__Testo della pagina__
○ ○ ○ ○ ○

Quando muore il successore di Pietro è come il mondo si fermasse e la cristianità fosse sospesa: in attesa del prossimo pontefice.
Momenti storici, intensi e il cui esito è tutto da conoscere. I funerali e il conclave, in mondovisione e con quel senso di speranza per la novità in arrivo.
Pensando che siamo anche in anno giubilare, dedicato alla speranza e la morte di Bergoglio è avvenuta il lunedì dell’Angelo, non si può non riflettere.

Considerare quanto sia stata straordinaria la vita di un uomo apparentemente tanto semplice e dall’aspetto bonario e amicale.
Gesuita, studioso e pragmatico.
Primo Papa sudamericano con origini Italiane che non mancava mai di ricordare nei suoi tanti incontri e interventi.
Ma cosa sappiamo della vita straordinaria di un Papa tanto innovativo?

Jorge Mario Bergoglio, nato a Buenos Aires il 17 dicembre 1936, è stato il 266esimo Papa della Chiesa cattolica.
«Con profondo dolore devo annunciare la morte di nostro Santo Padre Francesco. Alle ore 7:35 il Vescovo di Roma è tornato alla casa del Padre. La sua vita è stata interamente dedicata al servizio del Signore e della Sua Chiesa».
Dopo essersi diplomato come tecnico chimico, Bergoglio abbracciò la vocazione religiosa nel 1958, entrando nella Compagnia di Gesù.


Studiò filosofia e teologia, insegnò letteratura e psicologia e fu ordinato sacerdote nel 1969. Giovanni Paolo II lo nominò vescovo ausiliare di Buenos Aires, e successivamente arcivescovo della capitale argentina. Nel 2001 venne creato cardinale. Dopo la storica rinuncia di Benedetto XVI, nel marzo 2013, fu eletto Papa al quinto scrutinio del conclave. Da allora, il nome scelto – Francesco – anticipava già il suo programma: una Chiesa più povera, vicina agli ultimi, capace di parlare al cuore del mondo.


Il suo è stato un pontificato che ha lasciato un’impronta profonda. Primo Papa gesuita e primo non europeo dopo secoli, Francesco ha saputo imprimere una svolta a molti aspetti della vita della Chiesa. Emblematica la sua risposta, nel 2013, sul volo di ritorno dal Brasile: «Chi sono io per giudicare?» – disse a proposito delle persone omosessuali. Negli anni successivi ha promosso aperture verso i divorziati risposati, ha chiesto rispetto e accoglienza per le coppie di fatto e ha posto grande attenzione alle unioni civili.

○ ○ ○ ○ ○

__Voci mostrate__
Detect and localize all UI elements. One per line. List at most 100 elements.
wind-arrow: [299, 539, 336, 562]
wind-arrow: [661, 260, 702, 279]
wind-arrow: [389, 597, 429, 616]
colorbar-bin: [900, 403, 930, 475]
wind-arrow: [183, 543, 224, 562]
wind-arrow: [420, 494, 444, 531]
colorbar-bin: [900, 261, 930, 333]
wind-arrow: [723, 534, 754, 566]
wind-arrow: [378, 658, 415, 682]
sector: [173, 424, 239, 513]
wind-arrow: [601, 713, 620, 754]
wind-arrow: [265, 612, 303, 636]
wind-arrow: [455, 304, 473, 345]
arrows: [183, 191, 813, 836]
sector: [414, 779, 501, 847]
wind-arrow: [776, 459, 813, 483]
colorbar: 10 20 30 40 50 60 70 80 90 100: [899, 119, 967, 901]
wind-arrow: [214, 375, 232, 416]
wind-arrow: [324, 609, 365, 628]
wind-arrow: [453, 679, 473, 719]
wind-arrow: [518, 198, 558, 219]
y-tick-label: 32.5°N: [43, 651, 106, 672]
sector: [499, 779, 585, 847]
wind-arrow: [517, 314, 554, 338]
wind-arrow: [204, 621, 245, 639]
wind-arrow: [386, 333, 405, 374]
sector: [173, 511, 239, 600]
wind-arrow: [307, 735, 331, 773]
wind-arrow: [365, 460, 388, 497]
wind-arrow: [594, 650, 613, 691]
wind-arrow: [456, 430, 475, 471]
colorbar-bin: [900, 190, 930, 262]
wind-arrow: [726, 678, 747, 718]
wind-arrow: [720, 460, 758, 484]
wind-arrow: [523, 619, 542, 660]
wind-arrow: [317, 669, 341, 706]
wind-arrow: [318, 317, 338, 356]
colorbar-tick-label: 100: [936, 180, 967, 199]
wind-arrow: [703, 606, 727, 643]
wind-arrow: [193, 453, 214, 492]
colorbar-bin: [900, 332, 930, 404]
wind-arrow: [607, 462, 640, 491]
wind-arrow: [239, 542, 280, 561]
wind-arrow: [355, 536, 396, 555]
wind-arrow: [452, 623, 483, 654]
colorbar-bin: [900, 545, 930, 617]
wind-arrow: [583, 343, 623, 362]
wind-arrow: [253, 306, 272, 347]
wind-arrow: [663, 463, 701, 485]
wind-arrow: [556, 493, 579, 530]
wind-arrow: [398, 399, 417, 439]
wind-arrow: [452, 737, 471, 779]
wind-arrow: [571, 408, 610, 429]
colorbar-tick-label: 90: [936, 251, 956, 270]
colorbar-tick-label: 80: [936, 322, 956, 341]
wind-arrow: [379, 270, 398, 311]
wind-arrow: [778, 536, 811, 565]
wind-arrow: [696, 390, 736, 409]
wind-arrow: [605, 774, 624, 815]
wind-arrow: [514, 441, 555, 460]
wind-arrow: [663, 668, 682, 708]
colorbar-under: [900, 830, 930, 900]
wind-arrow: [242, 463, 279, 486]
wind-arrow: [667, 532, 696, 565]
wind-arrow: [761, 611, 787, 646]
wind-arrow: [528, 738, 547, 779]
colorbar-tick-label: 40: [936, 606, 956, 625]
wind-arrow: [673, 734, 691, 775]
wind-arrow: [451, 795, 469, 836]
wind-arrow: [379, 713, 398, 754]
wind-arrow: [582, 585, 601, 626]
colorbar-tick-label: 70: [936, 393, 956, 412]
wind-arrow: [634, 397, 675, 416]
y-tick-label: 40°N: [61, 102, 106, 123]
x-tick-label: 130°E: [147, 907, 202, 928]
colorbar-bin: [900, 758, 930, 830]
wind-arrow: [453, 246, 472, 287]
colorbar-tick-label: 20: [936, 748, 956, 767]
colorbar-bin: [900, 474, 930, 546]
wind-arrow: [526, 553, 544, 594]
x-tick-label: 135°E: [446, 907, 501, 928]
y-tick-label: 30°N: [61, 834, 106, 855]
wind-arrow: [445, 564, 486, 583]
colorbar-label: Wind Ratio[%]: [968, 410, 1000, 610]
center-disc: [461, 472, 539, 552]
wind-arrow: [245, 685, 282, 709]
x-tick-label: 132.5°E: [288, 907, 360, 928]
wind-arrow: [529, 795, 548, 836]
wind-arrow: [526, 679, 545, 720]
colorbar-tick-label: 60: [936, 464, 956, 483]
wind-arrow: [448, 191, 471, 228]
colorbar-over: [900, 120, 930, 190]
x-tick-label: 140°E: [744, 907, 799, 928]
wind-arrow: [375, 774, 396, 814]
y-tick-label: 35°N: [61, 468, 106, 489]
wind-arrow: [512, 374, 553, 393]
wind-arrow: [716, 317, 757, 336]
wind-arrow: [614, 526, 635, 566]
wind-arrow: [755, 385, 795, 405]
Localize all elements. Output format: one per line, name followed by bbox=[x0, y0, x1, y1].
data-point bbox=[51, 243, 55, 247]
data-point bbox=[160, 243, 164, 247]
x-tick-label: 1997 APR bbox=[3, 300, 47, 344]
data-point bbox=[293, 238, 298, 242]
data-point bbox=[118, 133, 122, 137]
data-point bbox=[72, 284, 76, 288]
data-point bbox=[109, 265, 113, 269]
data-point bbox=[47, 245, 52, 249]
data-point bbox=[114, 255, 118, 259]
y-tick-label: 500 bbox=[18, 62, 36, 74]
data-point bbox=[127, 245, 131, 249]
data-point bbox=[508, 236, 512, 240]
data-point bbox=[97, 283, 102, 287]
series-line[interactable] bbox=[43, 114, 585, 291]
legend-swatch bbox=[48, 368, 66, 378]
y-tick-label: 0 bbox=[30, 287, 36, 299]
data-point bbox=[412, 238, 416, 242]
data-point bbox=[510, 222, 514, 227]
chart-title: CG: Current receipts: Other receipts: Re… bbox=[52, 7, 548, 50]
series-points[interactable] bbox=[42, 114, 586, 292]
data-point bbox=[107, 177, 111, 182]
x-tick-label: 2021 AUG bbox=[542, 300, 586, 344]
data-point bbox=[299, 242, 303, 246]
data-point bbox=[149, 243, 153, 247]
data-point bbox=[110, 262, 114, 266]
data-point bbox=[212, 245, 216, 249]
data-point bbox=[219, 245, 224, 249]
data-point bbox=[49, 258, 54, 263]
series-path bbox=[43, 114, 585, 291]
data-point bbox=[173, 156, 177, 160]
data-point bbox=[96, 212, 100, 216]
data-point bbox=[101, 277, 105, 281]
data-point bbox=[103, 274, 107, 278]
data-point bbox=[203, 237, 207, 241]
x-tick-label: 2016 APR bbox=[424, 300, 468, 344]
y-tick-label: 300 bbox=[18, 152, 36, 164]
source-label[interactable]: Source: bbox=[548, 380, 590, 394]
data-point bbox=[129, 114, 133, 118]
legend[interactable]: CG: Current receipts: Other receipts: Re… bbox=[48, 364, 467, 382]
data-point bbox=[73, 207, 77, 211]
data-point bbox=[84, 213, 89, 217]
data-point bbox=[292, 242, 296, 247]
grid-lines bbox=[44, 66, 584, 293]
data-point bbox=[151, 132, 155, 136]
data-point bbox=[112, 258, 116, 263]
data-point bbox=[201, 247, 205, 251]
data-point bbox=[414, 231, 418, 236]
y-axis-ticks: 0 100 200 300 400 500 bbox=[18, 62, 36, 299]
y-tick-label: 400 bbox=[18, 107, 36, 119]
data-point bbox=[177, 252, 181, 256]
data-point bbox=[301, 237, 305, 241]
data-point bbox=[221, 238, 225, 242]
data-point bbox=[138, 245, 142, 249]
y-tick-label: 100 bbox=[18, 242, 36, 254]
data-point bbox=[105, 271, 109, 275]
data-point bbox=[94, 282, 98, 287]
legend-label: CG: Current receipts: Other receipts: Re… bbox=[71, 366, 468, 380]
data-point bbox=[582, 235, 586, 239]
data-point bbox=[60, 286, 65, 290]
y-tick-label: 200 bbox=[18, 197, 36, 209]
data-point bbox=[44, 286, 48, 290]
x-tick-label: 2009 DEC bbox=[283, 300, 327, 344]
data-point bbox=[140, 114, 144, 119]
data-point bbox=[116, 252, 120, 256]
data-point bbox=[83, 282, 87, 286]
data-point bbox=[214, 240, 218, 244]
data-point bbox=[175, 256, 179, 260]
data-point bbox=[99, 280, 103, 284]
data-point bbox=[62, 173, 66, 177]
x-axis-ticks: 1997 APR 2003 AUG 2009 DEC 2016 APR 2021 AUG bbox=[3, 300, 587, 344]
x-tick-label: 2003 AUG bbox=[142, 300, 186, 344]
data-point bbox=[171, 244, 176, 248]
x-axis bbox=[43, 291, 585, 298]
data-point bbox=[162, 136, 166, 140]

○ ○ ○ ○ ○

__Compiti ed esercizi__
1) Secondo il testo su papa Francesco, perché il nome scelto da Bergoglio era già significativo? Rispondi in una o due frasi.
2) In che anno Bergoglio entrò nella Compagnia di Gesù, secondo il testo su papa Francesco?
3) Riporta il passo del testo su papa Francesco che parte dalle parole "Studiò filosofia e" e si ferma dopo le parole "cuore del mondo.".

__Soluzioni dei compiti__
1) Perché il nome Francesco anticipava già il suo programma: una Chiesa più povera, vicina agli ultimi e capace di parlare al cuore del mondo.

2) Nel 1958.

3)
Studiò filosofia e teologia, insegnò letteratura e psicologia e fu ordinato sacerdote nel 1969. Giovanni Paolo II lo nominò vescovo ausiliare di Buenos Aires, e successivamente arcivescovo della capitale argentina. Nel 2001 venne creato cardinale. Dopo la storica rinuncia di Benedetto XVI, nel marzo 2013, fu eletto Papa al quinto scrutinio del conclave. Da allora, il nome scelto – Francesco – anticipava già il suo programma: una Chiesa più povera, vicina agli ultimi, capace di parlare al cuore del mondo.